* **Brief**: Copy every line in the records below that contains the word "JSON".

--- begin ---

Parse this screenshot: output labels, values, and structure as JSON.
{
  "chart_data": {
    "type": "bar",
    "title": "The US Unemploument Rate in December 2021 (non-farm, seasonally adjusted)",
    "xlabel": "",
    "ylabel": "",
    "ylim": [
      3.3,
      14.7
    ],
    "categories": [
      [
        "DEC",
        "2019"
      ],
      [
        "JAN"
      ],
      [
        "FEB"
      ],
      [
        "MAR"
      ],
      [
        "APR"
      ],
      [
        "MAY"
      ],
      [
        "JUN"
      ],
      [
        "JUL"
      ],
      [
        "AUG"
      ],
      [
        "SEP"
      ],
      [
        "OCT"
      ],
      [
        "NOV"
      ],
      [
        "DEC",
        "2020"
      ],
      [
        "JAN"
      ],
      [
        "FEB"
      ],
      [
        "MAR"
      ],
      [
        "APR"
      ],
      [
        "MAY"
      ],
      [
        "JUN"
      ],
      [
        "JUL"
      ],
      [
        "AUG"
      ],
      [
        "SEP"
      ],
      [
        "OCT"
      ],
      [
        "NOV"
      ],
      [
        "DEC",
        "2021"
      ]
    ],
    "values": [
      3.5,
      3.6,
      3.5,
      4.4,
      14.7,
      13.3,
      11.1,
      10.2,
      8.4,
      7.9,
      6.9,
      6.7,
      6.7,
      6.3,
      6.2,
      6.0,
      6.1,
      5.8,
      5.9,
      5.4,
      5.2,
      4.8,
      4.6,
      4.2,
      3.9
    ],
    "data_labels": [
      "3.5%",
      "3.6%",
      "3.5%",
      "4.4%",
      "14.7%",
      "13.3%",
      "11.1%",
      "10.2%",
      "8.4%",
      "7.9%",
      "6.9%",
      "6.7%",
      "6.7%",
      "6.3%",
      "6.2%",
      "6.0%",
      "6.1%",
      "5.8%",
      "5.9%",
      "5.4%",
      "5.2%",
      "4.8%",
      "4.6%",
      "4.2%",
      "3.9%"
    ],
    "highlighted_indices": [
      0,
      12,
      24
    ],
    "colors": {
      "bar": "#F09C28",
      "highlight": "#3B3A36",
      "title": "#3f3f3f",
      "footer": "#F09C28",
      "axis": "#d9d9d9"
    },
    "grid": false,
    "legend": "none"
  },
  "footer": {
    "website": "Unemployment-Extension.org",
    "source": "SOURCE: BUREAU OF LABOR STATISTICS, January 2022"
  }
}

--- end ---
--- begin ---

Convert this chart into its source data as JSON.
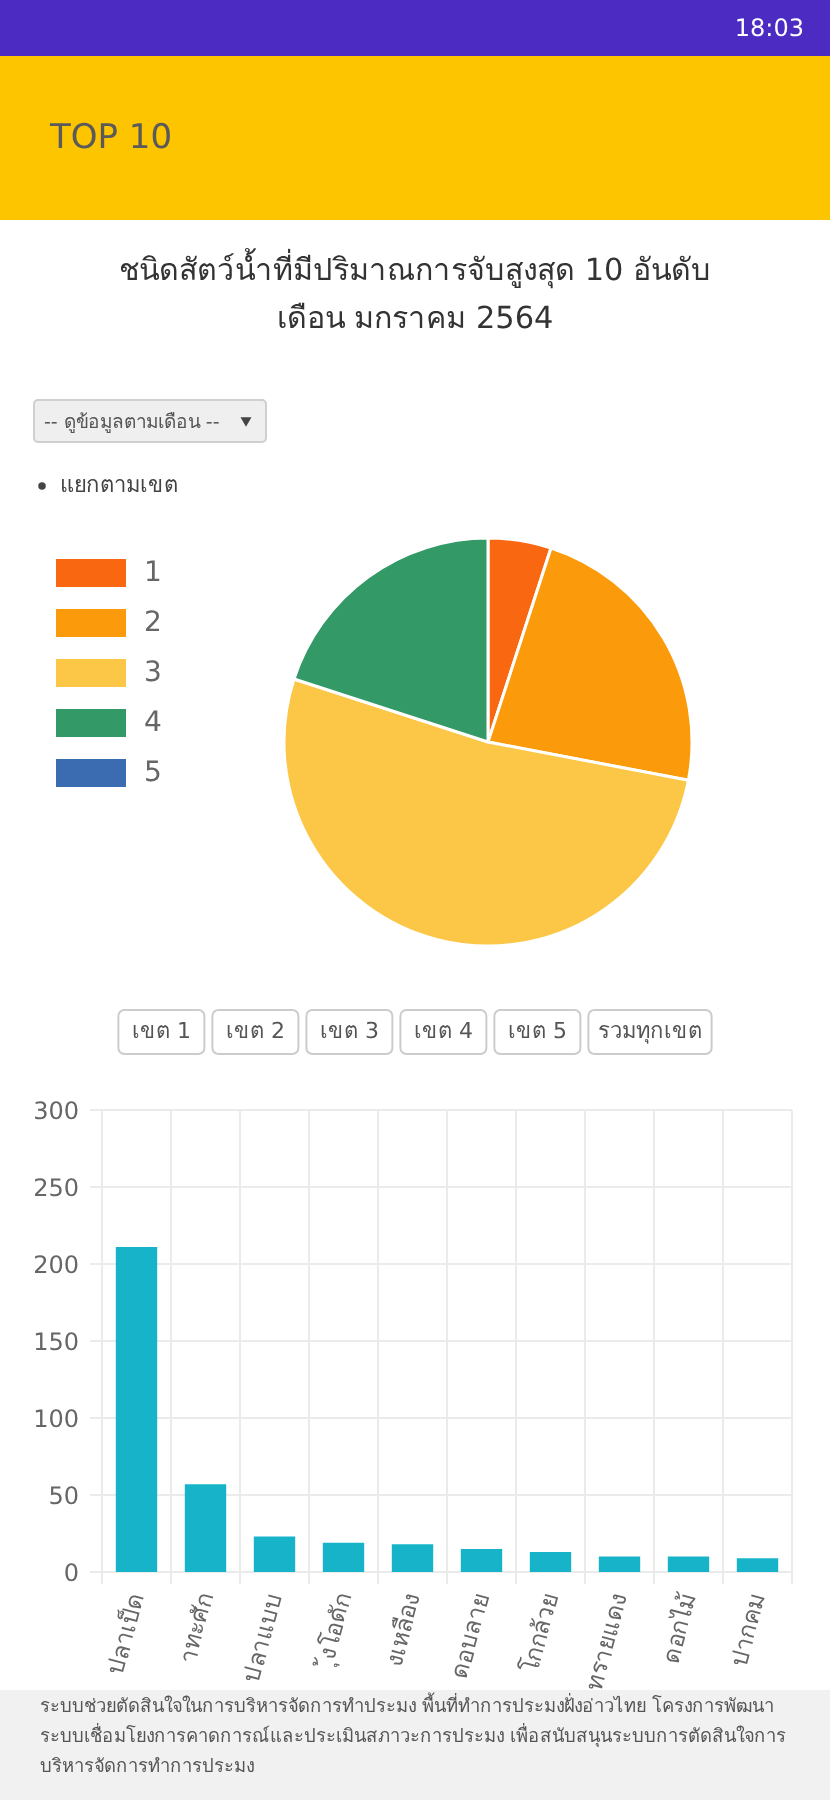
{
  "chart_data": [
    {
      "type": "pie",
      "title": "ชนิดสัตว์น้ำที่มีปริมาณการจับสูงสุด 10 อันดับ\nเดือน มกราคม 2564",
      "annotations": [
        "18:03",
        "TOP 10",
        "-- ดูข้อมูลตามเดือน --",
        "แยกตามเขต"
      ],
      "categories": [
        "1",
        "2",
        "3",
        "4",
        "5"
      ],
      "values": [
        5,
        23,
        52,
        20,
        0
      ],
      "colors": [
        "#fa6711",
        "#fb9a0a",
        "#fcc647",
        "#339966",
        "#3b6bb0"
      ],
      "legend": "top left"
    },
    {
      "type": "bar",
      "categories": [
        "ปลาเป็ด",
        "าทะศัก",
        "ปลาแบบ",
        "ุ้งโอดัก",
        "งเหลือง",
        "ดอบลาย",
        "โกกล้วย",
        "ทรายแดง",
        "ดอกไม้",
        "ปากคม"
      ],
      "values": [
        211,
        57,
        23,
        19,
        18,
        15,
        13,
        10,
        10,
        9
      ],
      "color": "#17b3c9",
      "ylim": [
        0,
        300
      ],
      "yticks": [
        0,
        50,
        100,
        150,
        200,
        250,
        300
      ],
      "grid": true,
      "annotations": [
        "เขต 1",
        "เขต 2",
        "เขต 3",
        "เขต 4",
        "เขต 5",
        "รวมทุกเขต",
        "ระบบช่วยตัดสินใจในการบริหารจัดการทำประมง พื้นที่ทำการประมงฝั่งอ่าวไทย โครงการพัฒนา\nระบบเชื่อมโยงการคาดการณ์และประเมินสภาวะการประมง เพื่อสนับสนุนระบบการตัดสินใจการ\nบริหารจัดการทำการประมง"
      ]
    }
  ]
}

--- end ---

* **Solution to this task**:
Parse this screenshot: output labels, values, and structure as JSON.
Convert this chart into its source data as JSON.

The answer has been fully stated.